# DATASET ROWS

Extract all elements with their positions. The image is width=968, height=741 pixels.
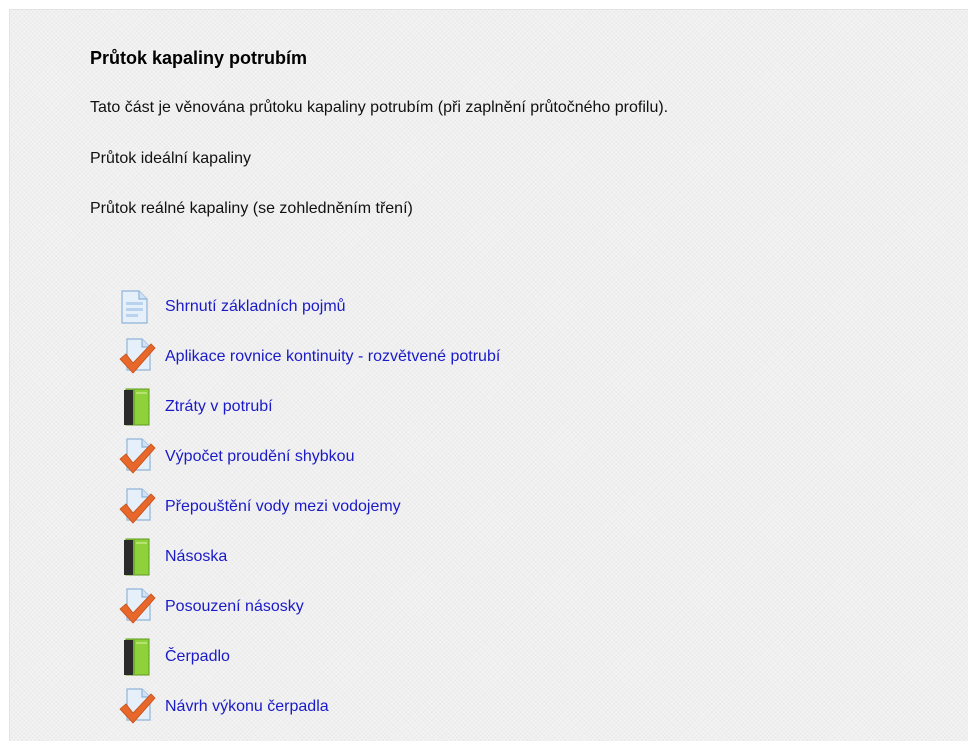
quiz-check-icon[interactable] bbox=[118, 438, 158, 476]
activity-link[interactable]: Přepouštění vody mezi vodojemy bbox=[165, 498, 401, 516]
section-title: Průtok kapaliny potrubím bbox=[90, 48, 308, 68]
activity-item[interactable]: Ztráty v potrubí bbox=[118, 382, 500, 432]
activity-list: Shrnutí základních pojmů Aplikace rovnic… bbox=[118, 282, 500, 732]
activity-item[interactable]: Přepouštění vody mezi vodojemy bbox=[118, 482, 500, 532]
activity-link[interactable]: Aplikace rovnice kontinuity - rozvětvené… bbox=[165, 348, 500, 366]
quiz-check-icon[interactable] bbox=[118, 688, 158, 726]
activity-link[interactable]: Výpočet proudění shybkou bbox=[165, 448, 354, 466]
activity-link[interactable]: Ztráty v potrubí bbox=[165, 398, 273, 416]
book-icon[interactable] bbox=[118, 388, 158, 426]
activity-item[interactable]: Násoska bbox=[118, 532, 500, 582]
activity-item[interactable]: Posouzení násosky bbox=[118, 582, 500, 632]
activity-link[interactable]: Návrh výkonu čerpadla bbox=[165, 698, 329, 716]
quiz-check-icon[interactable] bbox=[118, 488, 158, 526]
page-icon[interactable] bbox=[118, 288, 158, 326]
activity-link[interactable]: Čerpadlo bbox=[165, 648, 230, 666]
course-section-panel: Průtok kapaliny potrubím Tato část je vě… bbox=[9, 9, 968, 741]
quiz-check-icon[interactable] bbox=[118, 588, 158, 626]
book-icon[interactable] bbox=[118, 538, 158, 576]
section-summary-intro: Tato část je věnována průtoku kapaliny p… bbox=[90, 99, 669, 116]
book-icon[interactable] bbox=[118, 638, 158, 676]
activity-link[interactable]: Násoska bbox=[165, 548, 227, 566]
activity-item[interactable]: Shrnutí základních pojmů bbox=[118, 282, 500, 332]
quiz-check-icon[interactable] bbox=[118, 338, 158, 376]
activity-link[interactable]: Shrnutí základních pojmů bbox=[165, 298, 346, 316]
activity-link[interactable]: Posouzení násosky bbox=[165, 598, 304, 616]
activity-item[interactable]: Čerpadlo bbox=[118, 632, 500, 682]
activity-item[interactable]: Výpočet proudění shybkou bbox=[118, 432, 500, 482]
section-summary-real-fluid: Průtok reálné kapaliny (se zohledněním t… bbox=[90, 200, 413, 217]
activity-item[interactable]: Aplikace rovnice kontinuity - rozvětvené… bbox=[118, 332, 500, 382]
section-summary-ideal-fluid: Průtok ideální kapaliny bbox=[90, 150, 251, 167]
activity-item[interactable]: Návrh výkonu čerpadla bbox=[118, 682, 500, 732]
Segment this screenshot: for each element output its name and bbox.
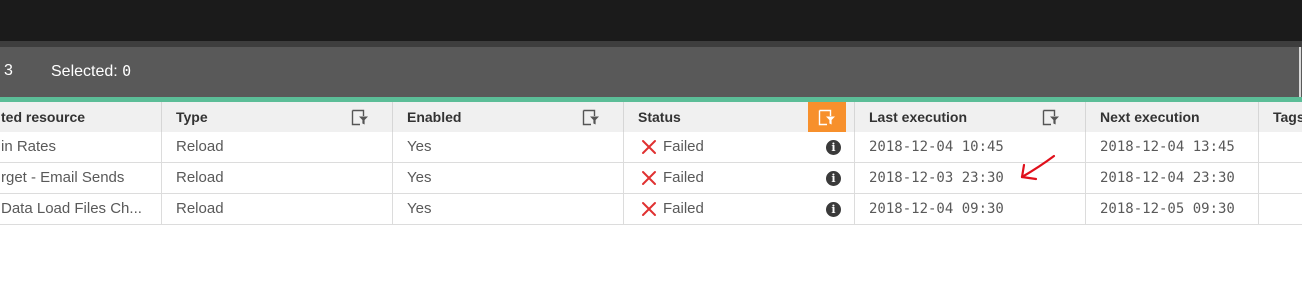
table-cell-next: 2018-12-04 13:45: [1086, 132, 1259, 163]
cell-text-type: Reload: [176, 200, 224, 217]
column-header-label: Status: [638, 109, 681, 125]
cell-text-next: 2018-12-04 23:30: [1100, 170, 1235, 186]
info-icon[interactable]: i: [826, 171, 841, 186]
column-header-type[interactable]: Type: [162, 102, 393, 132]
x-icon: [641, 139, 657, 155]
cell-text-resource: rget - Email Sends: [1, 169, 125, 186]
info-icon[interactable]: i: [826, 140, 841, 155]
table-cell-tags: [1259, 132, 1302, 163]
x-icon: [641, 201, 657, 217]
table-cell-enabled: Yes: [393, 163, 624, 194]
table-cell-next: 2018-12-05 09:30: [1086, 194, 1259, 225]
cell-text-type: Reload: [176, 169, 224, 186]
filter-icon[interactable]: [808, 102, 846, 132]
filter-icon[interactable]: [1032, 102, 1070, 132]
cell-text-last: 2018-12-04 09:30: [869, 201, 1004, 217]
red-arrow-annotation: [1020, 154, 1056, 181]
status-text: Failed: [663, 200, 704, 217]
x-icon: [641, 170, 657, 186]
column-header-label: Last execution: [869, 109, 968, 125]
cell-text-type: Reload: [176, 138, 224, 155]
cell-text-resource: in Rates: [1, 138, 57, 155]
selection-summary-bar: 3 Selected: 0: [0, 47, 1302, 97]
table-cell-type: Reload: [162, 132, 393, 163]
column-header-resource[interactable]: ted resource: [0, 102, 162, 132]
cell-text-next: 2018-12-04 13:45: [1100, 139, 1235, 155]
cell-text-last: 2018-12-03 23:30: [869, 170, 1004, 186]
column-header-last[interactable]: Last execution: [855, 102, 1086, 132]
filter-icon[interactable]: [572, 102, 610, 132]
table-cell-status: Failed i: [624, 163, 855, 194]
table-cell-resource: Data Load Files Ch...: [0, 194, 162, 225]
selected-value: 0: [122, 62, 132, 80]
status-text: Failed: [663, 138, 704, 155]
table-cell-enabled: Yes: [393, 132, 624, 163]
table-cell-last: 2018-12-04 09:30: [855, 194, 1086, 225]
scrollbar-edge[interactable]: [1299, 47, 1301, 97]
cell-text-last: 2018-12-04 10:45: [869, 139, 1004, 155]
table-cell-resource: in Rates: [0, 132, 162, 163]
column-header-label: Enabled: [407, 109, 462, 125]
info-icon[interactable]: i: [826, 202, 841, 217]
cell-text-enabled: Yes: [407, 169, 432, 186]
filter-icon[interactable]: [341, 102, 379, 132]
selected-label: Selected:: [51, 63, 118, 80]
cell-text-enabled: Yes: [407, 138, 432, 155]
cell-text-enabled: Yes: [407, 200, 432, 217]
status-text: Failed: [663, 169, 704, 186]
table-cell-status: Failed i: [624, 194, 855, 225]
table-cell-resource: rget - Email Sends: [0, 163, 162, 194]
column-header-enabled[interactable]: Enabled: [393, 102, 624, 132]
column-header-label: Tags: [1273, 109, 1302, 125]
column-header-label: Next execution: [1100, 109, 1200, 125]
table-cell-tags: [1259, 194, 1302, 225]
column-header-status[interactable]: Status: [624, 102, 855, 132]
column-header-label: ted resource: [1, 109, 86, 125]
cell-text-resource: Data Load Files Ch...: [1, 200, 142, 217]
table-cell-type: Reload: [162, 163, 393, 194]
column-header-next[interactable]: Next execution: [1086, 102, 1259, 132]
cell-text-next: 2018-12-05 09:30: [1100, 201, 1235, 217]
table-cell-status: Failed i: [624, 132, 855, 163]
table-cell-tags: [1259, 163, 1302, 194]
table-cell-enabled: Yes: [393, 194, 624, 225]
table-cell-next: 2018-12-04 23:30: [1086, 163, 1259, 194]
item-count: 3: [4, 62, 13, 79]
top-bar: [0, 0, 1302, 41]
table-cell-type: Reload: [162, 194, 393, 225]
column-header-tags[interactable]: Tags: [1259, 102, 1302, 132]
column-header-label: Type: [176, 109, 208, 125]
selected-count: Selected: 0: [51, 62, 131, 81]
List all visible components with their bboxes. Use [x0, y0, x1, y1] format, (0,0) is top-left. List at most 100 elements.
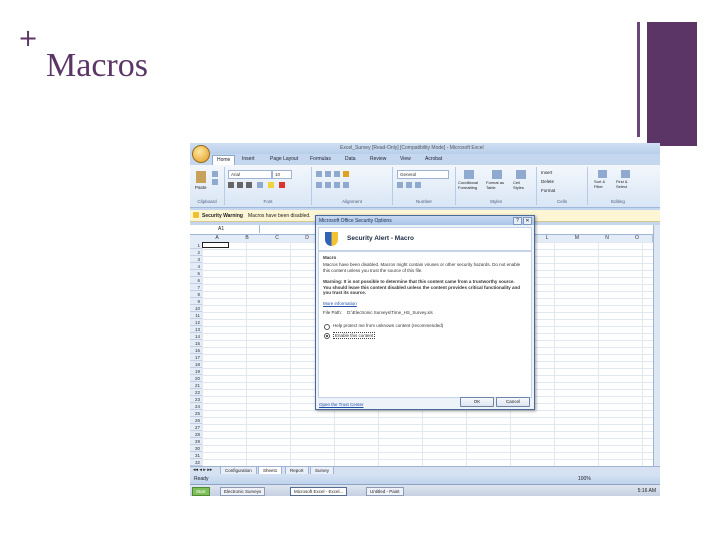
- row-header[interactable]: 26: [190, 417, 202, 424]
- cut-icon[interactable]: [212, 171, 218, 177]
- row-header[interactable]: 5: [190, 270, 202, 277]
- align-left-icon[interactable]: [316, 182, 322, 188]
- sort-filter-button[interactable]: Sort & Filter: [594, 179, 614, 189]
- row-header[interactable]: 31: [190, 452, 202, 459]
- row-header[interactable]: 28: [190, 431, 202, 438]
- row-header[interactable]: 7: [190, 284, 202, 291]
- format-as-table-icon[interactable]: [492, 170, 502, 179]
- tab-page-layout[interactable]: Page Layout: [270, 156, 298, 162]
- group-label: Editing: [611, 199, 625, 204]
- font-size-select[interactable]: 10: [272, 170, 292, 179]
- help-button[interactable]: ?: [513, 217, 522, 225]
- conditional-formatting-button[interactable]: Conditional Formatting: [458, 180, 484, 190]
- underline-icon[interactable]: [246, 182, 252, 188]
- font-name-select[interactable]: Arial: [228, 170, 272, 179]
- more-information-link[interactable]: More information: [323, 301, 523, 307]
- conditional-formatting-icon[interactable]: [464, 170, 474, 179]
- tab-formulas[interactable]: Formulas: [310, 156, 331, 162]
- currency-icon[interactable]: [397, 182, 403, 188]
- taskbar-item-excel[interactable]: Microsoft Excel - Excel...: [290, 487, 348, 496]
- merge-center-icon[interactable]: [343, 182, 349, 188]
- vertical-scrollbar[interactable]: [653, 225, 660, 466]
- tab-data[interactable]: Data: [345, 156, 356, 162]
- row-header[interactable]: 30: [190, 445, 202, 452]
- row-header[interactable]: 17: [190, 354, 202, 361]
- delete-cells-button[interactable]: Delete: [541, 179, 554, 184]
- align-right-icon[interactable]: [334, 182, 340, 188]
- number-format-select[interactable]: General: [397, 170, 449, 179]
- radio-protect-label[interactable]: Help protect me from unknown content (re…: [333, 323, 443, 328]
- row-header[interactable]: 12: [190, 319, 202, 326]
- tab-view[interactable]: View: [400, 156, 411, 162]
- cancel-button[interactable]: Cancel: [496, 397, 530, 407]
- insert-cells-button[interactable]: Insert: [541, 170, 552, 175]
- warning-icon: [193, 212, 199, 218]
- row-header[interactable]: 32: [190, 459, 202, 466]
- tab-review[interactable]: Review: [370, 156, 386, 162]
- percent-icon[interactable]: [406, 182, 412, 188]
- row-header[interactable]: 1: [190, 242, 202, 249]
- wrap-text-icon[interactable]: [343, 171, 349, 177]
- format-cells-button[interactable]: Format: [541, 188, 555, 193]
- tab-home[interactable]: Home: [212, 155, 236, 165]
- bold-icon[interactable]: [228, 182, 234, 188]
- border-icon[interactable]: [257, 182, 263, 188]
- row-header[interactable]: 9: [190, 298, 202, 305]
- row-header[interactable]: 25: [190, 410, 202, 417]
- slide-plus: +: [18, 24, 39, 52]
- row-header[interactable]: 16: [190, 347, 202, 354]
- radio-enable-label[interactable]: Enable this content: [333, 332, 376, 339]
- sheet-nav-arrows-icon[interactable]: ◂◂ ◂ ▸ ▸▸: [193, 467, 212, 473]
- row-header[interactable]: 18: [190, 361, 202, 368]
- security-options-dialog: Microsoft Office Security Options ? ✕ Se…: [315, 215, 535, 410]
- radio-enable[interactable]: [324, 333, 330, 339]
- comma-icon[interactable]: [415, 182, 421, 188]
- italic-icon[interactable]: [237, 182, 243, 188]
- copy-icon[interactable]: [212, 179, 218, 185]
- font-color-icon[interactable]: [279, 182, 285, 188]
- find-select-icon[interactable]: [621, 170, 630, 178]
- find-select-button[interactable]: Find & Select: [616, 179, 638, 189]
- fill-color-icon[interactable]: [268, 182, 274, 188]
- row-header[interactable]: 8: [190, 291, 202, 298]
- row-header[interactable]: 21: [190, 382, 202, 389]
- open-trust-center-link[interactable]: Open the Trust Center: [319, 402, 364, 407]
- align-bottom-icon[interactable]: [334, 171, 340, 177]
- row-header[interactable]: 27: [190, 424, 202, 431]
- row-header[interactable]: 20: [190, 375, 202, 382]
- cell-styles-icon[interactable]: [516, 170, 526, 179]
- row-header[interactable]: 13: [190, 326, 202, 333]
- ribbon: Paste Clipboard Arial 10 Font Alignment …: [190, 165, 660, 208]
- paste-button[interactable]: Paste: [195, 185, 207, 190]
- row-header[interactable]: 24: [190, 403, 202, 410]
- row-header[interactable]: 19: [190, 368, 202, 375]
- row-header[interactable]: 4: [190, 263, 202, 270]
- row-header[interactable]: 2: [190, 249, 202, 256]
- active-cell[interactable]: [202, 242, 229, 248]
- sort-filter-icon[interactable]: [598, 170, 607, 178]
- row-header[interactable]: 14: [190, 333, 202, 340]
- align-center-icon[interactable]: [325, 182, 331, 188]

# TO DO
Convert the records from the line containing "quiz-check-icon[interactable] bbox=[118, 438, 158, 476]" through the line containing "activity-item[interactable]: Násoska bbox=[118, 532, 500, 582]" into a Markdown table with the columns No. and Record, one row per line and blank lines omitted.

# SOLUTION FOR THIS EXERCISE
| No. | Record |
|---|---|
| 1 | quiz-check-icon[interactable] bbox=[118, 438, 158, 476] |
| 2 | activity-link[interactable]: Přepouštění vody mezi vodojemy bbox=[165, 498, 401, 516] |
| 3 | section-title: Průtok kapaliny potrubím bbox=[90, 48, 308, 68] |
| 4 | activity-item[interactable]: Ztráty v potrubí bbox=[118, 382, 500, 432] |
| 5 | activity-list: Shrnutí základních pojmů Aplikace rovnic… bbox=[118, 282, 500, 732] |
| 6 | activity-item[interactable]: Přepouštění vody mezi vodojemy bbox=[118, 482, 500, 532] |
| 7 | activity-link[interactable]: Aplikace rovnice kontinuity - rozvětvené… bbox=[165, 348, 500, 366] |
| 8 | quiz-check-icon[interactable] bbox=[118, 688, 158, 726] |
| 9 | activity-link[interactable]: Výpočet proudění shybkou bbox=[165, 448, 354, 466] |
| 10 | activity-link[interactable]: Ztráty v potrubí bbox=[165, 398, 273, 416] |
| 11 | book-icon[interactable] bbox=[118, 388, 158, 426] |
| 12 | activity-item[interactable]: Násoska bbox=[118, 532, 500, 582] |